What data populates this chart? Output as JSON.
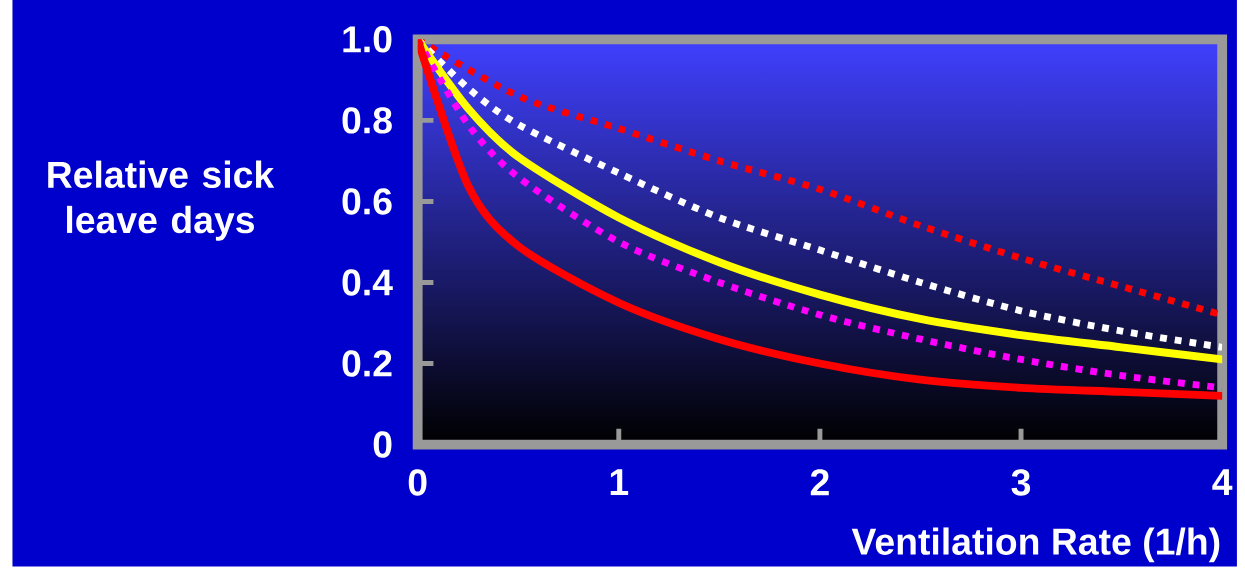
{
  "chart_data": {
    "type": "line",
    "xlabel": "Ventilation Rate (1/h)",
    "ylabel": "Relative sick leave days",
    "xlim": [
      0,
      4
    ],
    "ylim": [
      0,
      1.0
    ],
    "xticks": [
      0,
      1,
      2,
      3,
      4
    ],
    "yticks": [
      {
        "value": 0,
        "label": "0"
      },
      {
        "value": 0.2,
        "label": "0.2"
      },
      {
        "value": 0.4,
        "label": "0.4"
      },
      {
        "value": 0.6,
        "label": "0.6"
      },
      {
        "value": 0.8,
        "label": "0.8"
      },
      {
        "value": 1.0,
        "label": "1.0"
      }
    ],
    "grid": false,
    "series": [
      {
        "color": "#ff0000",
        "line_style": "dotted",
        "x": [
          0,
          0.5,
          1,
          1.5,
          2,
          2.5,
          3,
          3.5,
          4
        ],
        "values": [
          1.0,
          0.86,
          0.78,
          0.7,
          0.63,
          0.54,
          0.46,
          0.39,
          0.32
        ]
      },
      {
        "color": "#ffffff",
        "line_style": "dotted",
        "x": [
          0,
          0.25,
          0.5,
          1,
          1.5,
          2,
          2.5,
          3,
          3.5,
          4
        ],
        "values": [
          1.0,
          0.88,
          0.79,
          0.67,
          0.56,
          0.48,
          0.4,
          0.33,
          0.28,
          0.24
        ]
      },
      {
        "color": "#ffff00",
        "line_style": "solid",
        "x": [
          0,
          0.25,
          0.5,
          1,
          1.5,
          2,
          2.5,
          3,
          3.5,
          4
        ],
        "values": [
          1.0,
          0.83,
          0.71,
          0.56,
          0.45,
          0.37,
          0.31,
          0.27,
          0.24,
          0.21
        ]
      },
      {
        "color": "#ff00ff",
        "line_style": "dotted",
        "x": [
          0,
          0.25,
          0.5,
          1,
          1.5,
          2,
          2.5,
          3,
          3.5,
          4
        ],
        "values": [
          1.0,
          0.79,
          0.66,
          0.5,
          0.4,
          0.32,
          0.26,
          0.21,
          0.17,
          0.14
        ]
      },
      {
        "color": "#ff0000",
        "line_style": "solid",
        "x": [
          0,
          0.25,
          0.5,
          1,
          1.5,
          2,
          2.5,
          3,
          3.5,
          4
        ],
        "values": [
          1.0,
          0.64,
          0.49,
          0.35,
          0.26,
          0.2,
          0.16,
          0.14,
          0.13,
          0.12
        ]
      }
    ]
  }
}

_ _ _ _ _

→ **Exercise**: Return the entries unchanged, save for the pictures, which do not belong in the copy.

→ **Exercise solution**:
What data populates this chart? Output as JSON.
{
  "chart_data": {
    "type": "line",
    "xlabel": "Ventilation Rate (1/h)",
    "ylabel": "Relative sick leave days",
    "xlim": [
      0,
      4
    ],
    "ylim": [
      0,
      1.0
    ],
    "xticks": [
      0,
      1,
      2,
      3,
      4
    ],
    "yticks": [
      {
        "value": 0,
        "label": "0"
      },
      {
        "value": 0.2,
        "label": "0.2"
      },
      {
        "value": 0.4,
        "label": "0.4"
      },
      {
        "value": 0.6,
        "label": "0.6"
      },
      {
        "value": 0.8,
        "label": "0.8"
      },
      {
        "value": 1.0,
        "label": "1.0"
      }
    ],
    "grid": false,
    "series": [
      {
        "color": "#ff0000",
        "line_style": "dotted",
        "x": [
          0,
          0.5,
          1,
          1.5,
          2,
          2.5,
          3,
          3.5,
          4
        ],
        "values": [
          1.0,
          0.86,
          0.78,
          0.7,
          0.63,
          0.54,
          0.46,
          0.39,
          0.32
        ]
      },
      {
        "color": "#ffffff",
        "line_style": "dotted",
        "x": [
          0,
          0.25,
          0.5,
          1,
          1.5,
          2,
          2.5,
          3,
          3.5,
          4
        ],
        "values": [
          1.0,
          0.88,
          0.79,
          0.67,
          0.56,
          0.48,
          0.4,
          0.33,
          0.28,
          0.24
        ]
      },
      {
        "color": "#ffff00",
        "line_style": "solid",
        "x": [
          0,
          0.25,
          0.5,
          1,
          1.5,
          2,
          2.5,
          3,
          3.5,
          4
        ],
        "values": [
          1.0,
          0.83,
          0.71,
          0.56,
          0.45,
          0.37,
          0.31,
          0.27,
          0.24,
          0.21
        ]
      },
      {
        "color": "#ff00ff",
        "line_style": "dotted",
        "x": [
          0,
          0.25,
          0.5,
          1,
          1.5,
          2,
          2.5,
          3,
          3.5,
          4
        ],
        "values": [
          1.0,
          0.79,
          0.66,
          0.5,
          0.4,
          0.32,
          0.26,
          0.21,
          0.17,
          0.14
        ]
      },
      {
        "color": "#ff0000",
        "line_style": "solid",
        "x": [
          0,
          0.25,
          0.5,
          1,
          1.5,
          2,
          2.5,
          3,
          3.5,
          4
        ],
        "values": [
          1.0,
          0.64,
          0.49,
          0.35,
          0.26,
          0.2,
          0.16,
          0.14,
          0.13,
          0.12
        ]
      }
    ]
  }
}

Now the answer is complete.